Given information:
--- Begin ---
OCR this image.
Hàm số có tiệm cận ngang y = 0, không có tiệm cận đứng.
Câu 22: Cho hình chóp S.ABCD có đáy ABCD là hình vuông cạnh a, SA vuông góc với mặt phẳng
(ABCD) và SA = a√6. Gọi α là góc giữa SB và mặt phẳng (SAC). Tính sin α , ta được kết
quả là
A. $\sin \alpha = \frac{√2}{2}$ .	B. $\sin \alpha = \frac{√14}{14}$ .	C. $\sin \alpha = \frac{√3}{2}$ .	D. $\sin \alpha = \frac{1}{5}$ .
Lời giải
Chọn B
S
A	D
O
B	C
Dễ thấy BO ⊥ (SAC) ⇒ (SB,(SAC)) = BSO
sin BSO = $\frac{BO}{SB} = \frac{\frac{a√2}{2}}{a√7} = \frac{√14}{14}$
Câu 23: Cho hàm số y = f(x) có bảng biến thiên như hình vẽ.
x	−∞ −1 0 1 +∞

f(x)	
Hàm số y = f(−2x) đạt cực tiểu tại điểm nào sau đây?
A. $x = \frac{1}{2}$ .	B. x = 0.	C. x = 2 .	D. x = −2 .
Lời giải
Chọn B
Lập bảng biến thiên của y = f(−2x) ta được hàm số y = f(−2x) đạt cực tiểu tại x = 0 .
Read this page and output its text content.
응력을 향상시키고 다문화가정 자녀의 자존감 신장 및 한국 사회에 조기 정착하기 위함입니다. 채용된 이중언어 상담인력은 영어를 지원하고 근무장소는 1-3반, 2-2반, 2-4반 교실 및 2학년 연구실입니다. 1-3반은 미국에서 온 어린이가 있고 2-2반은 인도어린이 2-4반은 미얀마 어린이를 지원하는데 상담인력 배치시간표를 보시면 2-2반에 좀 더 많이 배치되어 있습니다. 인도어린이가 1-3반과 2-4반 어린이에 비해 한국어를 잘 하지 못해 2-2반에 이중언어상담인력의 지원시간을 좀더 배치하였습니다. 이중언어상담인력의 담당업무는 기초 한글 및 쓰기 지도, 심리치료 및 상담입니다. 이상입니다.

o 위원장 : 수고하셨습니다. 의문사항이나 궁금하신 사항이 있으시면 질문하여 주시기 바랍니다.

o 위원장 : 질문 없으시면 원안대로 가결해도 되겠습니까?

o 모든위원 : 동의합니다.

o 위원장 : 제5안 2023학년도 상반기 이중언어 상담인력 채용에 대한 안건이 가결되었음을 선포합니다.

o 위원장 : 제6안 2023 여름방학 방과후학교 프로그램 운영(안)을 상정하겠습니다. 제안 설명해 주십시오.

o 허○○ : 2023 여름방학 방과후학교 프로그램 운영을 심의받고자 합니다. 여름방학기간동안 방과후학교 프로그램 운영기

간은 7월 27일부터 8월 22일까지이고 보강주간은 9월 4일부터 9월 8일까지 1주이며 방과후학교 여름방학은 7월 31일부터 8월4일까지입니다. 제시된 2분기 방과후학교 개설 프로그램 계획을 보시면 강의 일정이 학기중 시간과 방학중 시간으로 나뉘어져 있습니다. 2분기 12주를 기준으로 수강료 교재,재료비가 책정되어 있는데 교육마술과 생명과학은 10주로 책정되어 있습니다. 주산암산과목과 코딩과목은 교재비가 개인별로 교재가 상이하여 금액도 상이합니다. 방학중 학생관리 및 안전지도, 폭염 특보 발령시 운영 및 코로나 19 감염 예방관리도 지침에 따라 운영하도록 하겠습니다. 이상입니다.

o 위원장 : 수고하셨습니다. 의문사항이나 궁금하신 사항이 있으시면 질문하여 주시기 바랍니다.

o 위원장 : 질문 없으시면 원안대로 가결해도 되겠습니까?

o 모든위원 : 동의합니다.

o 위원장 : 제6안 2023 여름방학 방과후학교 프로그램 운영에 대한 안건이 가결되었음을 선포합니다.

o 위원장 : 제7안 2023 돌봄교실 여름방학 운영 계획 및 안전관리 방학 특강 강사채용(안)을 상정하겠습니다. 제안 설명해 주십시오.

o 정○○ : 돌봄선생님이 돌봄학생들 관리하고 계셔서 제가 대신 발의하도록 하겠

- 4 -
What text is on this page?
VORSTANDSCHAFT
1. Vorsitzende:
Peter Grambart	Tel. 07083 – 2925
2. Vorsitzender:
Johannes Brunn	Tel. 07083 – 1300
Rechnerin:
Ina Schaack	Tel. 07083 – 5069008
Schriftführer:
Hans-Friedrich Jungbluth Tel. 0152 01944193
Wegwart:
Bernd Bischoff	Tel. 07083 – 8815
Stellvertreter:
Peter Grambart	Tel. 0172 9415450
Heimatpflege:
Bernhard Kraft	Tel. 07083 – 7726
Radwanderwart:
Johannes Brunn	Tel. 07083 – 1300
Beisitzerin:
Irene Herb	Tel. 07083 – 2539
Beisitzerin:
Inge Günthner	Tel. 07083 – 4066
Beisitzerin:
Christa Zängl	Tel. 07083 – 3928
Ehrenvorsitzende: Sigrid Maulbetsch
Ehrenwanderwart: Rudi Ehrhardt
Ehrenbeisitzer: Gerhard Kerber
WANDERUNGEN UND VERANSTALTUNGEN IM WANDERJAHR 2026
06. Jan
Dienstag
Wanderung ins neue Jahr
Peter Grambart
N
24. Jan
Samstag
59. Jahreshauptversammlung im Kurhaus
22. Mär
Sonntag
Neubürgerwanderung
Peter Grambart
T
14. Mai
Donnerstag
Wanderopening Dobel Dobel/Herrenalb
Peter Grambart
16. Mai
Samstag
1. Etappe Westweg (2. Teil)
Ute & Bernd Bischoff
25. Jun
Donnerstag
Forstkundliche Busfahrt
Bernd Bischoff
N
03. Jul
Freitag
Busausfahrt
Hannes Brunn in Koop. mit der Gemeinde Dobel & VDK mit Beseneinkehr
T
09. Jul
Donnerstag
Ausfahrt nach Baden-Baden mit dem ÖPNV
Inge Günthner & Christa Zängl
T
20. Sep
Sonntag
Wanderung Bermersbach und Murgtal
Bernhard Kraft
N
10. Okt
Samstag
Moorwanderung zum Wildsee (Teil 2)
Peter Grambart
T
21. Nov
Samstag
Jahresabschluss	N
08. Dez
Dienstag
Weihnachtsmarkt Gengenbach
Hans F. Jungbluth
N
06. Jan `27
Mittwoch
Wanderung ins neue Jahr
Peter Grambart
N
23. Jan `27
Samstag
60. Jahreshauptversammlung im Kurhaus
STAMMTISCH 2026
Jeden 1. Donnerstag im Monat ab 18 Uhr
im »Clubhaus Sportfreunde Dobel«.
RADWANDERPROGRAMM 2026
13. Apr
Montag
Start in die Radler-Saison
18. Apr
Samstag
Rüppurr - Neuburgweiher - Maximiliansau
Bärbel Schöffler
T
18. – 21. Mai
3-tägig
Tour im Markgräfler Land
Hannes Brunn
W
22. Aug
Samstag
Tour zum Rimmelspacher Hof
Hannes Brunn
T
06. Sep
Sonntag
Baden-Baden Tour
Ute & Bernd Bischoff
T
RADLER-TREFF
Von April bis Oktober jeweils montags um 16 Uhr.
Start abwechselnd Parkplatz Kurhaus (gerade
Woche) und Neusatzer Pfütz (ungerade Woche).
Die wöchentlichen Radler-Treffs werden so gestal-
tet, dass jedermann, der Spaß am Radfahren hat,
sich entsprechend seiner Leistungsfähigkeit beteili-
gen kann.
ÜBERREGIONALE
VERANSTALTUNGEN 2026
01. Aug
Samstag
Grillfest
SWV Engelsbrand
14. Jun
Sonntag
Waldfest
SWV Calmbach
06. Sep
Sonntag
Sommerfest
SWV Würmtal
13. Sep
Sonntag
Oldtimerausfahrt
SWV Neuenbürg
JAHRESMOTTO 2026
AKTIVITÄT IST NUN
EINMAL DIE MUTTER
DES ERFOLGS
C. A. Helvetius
--- End ---
Find each line holding the string "이상입니다" and copy it out.

응력을 향상시키고 다문화가정 자녀의 자존감 신장 및 한국 사회에 조기 정착하기 위함입니다. 채용된 이중언어 상담인력은 영어를 지원하고 근무장소는 1-3반, 2-2반, 2-4반 교실 및 2학년 연구실입니다. 1-3반은 미국에서 온 어린이가 있고 2-2반은 인도어린이 2-4반은 미얀마 어린이를 지원하는데 상담인력 배치시간표를 보시면 2-2반에 좀 더 많이 배치되어 있습니다. 인도어린이가 1-3반과 2-4반 어린이에 비해 한국어를 잘 하지 못해 2-2반에 이중언어상담인력의 지원시간을 좀더 배치하였습니다. 이중언어상담인력의 담당업무는 기초 한글 및 쓰기 지도, 심리치료 및 상담입니다. 이상입니다.
간은 7월 27일부터 8월 22일까지이고 보강주간은 9월 4일부터 9월 8일까지 1주이며 방과후학교 여름방학은 7월 31일부터 8월4일까지입니다. 제시된 2분기 방과후학교 개설 프로그램 계획을 보시면 강의 일정이 학기중 시간과 방학중 시간으로 나뉘어져 있습니다. 2분기 12주를 기준으로 수강료 교재,재료비가 책정되어 있는데 교육마술과 생명과학은 10주로 책정되어 있습니다. 주산암산과목과 코딩과목은 교재비가 개인별로 교재가 상이하여 금액도 상이합니다. 방학중 학생관리 및 안전지도, 폭염 특보 발령시 운영 및 코로나 19 감염 예방관리도 지침에 따라 운영하도록 하겠습니다. 이상입니다.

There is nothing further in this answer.